What is expected:
Go through the listing and pick out each line with the word "level" in it.

Extracted records:
================================
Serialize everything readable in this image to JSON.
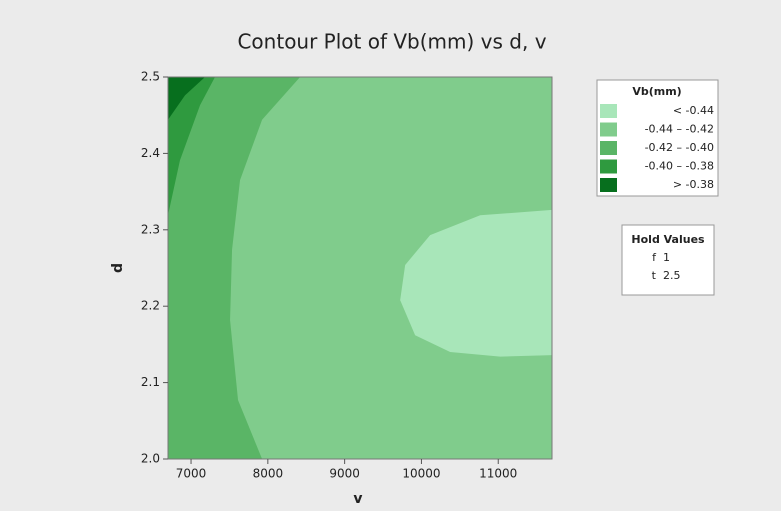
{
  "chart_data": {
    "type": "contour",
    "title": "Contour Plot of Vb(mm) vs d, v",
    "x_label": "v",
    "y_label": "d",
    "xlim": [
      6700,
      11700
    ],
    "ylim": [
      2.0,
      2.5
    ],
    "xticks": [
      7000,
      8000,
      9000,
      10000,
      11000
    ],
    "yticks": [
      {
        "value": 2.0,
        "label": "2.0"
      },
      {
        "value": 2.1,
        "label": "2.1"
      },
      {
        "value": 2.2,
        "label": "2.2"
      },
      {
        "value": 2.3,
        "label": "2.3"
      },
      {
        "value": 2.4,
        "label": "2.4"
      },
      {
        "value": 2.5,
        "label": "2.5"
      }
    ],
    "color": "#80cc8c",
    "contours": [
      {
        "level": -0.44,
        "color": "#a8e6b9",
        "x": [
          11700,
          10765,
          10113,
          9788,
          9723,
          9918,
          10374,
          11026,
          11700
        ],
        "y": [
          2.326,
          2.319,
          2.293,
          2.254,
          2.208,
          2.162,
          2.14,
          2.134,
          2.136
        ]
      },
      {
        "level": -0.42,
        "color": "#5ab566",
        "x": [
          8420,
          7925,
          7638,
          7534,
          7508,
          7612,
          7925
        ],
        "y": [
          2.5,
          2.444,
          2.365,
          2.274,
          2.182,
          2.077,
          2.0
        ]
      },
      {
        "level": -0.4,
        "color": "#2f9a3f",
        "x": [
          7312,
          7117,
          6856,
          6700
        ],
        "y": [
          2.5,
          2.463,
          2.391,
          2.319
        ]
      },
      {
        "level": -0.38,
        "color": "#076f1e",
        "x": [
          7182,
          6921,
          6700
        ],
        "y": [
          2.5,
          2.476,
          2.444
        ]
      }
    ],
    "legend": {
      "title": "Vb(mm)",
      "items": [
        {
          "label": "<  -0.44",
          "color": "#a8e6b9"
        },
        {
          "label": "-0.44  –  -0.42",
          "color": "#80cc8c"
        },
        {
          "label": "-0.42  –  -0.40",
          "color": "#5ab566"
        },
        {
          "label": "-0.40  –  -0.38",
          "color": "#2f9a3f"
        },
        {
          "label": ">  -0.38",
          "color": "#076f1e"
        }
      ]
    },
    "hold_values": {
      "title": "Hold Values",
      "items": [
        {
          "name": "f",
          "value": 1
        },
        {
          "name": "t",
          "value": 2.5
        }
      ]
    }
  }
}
================================
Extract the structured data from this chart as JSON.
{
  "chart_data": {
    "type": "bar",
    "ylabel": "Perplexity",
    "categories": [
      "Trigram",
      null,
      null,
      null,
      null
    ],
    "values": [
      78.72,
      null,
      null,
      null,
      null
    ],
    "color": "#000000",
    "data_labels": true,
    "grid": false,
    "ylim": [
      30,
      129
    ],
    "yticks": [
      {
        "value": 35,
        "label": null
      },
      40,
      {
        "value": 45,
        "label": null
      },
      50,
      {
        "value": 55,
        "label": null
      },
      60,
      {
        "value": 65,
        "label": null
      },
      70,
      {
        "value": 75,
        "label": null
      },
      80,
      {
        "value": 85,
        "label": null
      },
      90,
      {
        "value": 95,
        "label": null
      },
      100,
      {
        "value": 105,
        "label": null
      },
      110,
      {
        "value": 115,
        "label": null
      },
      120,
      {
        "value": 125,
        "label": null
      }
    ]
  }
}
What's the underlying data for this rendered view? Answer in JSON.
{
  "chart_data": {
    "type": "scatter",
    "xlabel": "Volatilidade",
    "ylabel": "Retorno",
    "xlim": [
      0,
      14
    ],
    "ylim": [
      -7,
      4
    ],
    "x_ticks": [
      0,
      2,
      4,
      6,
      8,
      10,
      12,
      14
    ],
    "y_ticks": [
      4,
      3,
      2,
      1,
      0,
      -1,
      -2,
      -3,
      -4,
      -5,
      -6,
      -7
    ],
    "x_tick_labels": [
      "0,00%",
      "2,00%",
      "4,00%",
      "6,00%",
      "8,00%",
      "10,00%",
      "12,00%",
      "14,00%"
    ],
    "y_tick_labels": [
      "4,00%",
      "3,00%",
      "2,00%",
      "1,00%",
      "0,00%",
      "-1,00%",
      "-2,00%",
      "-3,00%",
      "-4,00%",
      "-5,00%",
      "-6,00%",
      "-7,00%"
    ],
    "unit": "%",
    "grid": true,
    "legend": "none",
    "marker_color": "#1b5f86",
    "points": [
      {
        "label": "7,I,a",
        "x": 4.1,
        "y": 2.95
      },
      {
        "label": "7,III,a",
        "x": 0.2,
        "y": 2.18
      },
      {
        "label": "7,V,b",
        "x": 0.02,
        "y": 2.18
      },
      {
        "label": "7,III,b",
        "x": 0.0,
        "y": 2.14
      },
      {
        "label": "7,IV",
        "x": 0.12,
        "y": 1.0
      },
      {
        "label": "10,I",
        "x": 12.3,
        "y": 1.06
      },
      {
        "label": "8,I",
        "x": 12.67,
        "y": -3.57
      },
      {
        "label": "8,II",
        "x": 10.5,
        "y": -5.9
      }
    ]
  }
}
================================
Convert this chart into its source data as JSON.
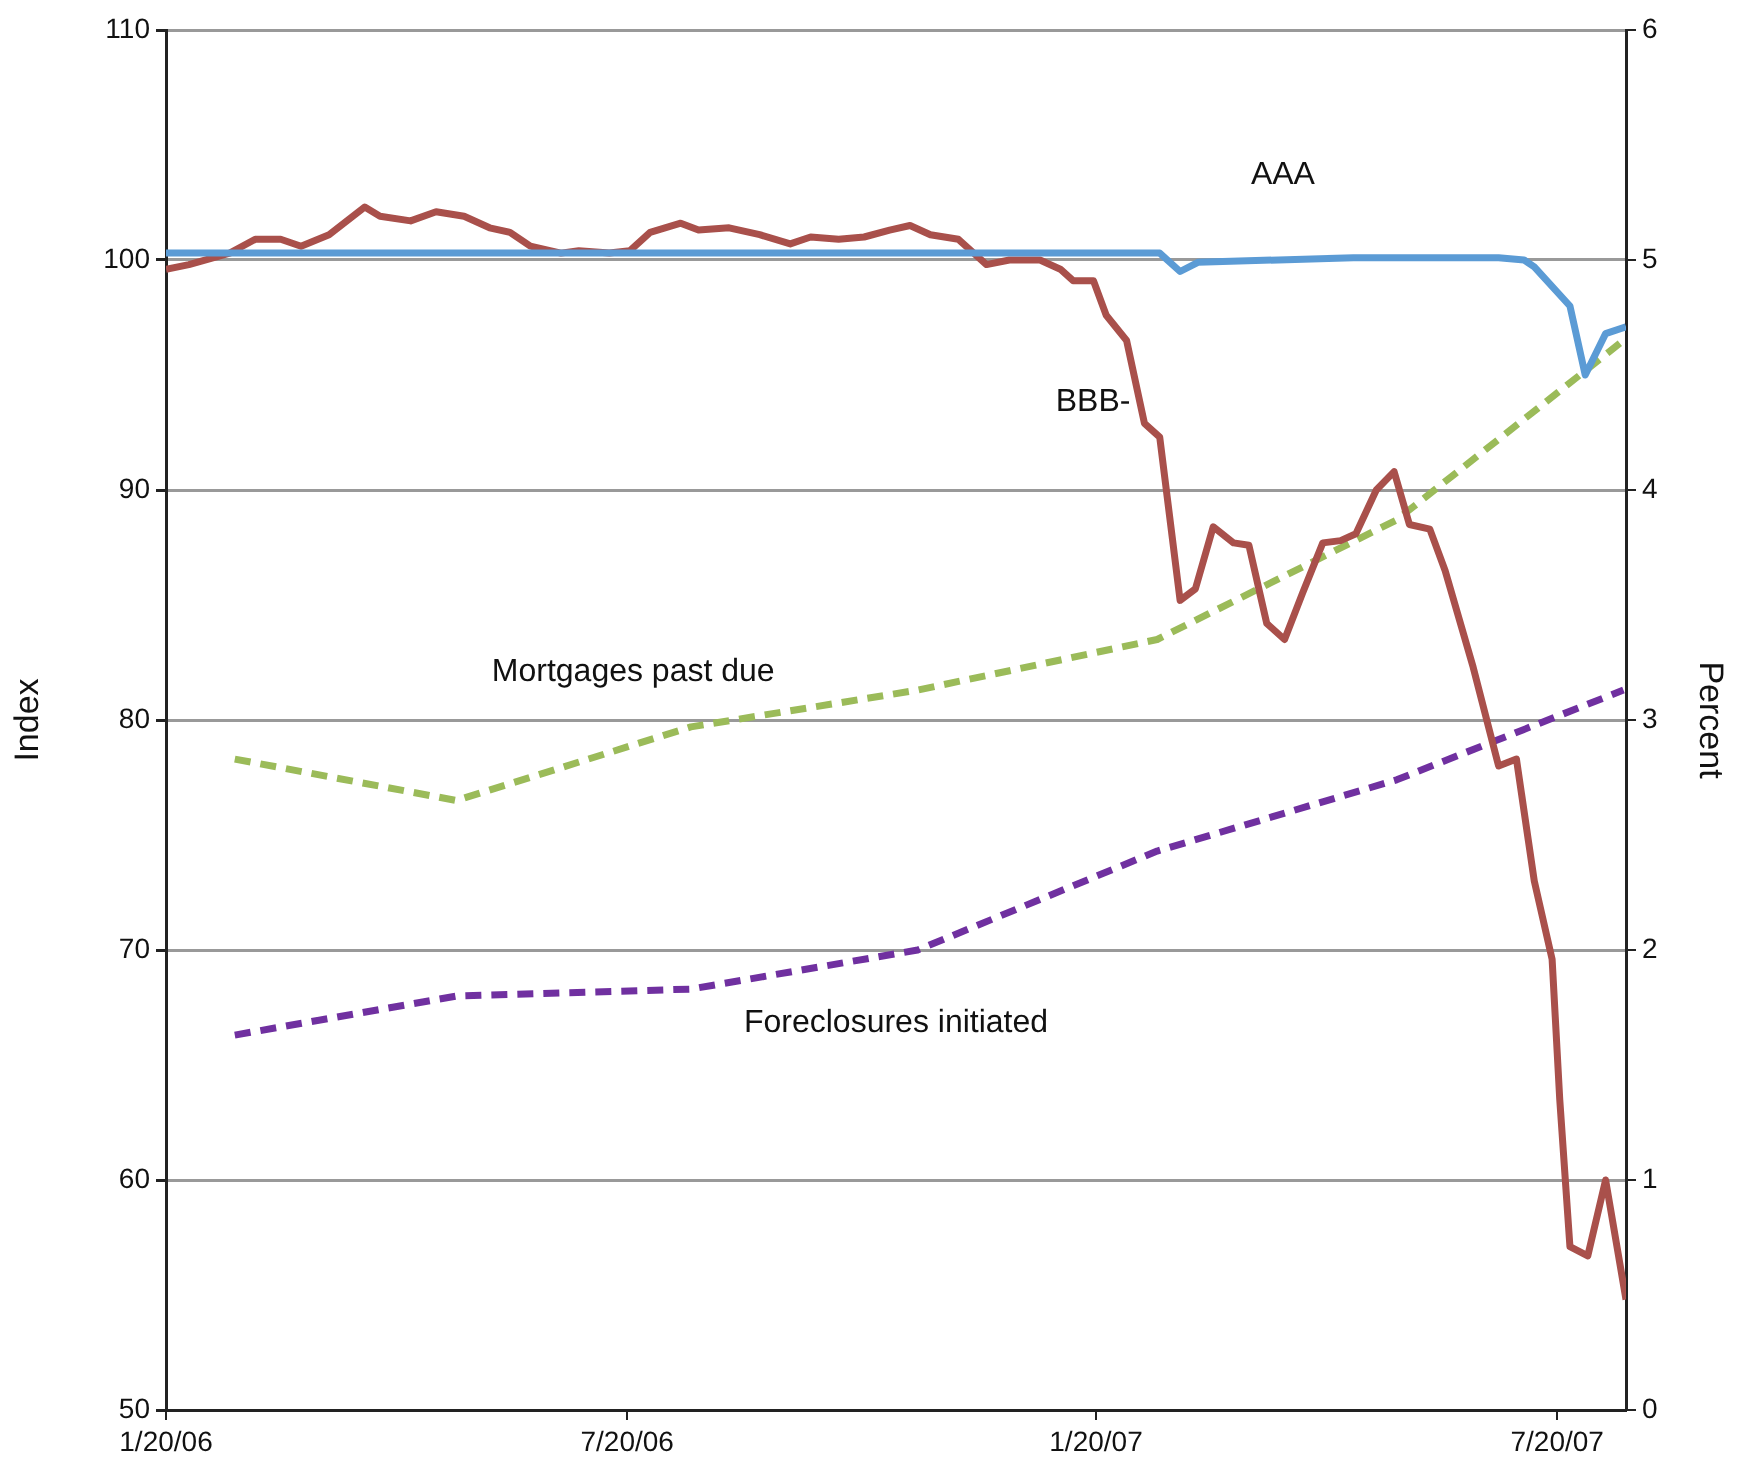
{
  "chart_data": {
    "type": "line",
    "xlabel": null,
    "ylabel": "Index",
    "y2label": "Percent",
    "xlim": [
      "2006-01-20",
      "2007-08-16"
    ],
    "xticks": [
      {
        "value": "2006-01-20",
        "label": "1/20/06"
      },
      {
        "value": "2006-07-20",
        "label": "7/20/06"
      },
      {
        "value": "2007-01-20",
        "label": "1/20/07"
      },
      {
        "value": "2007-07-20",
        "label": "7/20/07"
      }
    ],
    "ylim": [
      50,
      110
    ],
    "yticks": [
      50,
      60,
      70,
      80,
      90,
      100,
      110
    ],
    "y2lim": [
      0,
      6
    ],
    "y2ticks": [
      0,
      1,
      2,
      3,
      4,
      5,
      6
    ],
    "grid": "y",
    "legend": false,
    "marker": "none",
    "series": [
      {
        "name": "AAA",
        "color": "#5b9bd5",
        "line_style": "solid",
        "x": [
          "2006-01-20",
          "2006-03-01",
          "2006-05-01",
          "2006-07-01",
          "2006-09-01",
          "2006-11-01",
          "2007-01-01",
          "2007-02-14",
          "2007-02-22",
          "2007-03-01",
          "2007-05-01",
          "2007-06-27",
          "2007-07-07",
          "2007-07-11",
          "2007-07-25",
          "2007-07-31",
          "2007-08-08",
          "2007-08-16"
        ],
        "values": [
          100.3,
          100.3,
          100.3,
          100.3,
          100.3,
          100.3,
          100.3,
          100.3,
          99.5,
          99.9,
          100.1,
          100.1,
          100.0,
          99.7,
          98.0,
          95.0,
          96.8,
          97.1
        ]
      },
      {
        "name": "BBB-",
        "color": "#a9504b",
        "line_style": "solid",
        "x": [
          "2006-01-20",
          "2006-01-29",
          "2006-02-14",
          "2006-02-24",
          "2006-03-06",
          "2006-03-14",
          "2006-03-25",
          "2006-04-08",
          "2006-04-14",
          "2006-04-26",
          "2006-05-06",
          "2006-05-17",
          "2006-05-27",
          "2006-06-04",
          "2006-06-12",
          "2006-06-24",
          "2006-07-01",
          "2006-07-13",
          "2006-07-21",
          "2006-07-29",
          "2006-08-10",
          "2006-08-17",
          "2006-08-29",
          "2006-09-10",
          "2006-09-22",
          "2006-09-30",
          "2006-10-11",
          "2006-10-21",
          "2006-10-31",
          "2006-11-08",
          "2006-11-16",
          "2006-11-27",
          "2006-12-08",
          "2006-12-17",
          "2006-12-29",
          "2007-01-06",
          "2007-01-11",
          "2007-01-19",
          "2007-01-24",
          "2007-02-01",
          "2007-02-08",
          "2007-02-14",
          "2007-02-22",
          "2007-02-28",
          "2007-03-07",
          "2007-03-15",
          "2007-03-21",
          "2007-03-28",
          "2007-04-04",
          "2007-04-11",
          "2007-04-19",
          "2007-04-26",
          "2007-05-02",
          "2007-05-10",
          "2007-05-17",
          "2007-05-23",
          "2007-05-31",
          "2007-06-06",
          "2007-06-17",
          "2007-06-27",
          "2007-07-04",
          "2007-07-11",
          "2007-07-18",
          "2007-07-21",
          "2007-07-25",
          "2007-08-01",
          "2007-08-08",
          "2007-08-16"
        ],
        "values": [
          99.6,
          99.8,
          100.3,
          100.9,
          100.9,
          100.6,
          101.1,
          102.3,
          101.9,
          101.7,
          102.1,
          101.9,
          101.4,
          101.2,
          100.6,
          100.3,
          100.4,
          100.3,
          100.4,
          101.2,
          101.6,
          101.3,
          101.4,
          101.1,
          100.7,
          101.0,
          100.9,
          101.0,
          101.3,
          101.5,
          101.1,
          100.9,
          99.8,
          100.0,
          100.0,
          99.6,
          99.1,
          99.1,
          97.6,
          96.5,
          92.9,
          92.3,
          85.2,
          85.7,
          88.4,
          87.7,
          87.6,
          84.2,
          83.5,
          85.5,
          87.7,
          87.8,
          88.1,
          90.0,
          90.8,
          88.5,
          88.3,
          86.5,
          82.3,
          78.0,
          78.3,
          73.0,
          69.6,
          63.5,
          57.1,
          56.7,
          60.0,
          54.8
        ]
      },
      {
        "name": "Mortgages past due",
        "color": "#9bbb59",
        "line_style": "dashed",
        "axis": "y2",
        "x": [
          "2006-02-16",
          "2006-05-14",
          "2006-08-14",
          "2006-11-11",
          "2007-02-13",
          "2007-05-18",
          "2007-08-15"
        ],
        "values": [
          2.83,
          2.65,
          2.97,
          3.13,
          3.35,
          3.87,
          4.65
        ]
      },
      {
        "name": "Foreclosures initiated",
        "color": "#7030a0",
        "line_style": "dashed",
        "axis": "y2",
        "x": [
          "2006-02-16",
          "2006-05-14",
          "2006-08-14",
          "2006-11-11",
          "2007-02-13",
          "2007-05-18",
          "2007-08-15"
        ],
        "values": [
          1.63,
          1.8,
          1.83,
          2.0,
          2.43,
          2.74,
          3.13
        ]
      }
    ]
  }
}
================================
Solved problem:
        "level": -0.44,
        "level": -0.42,
        "level": -0.4,
        "level": -0.38,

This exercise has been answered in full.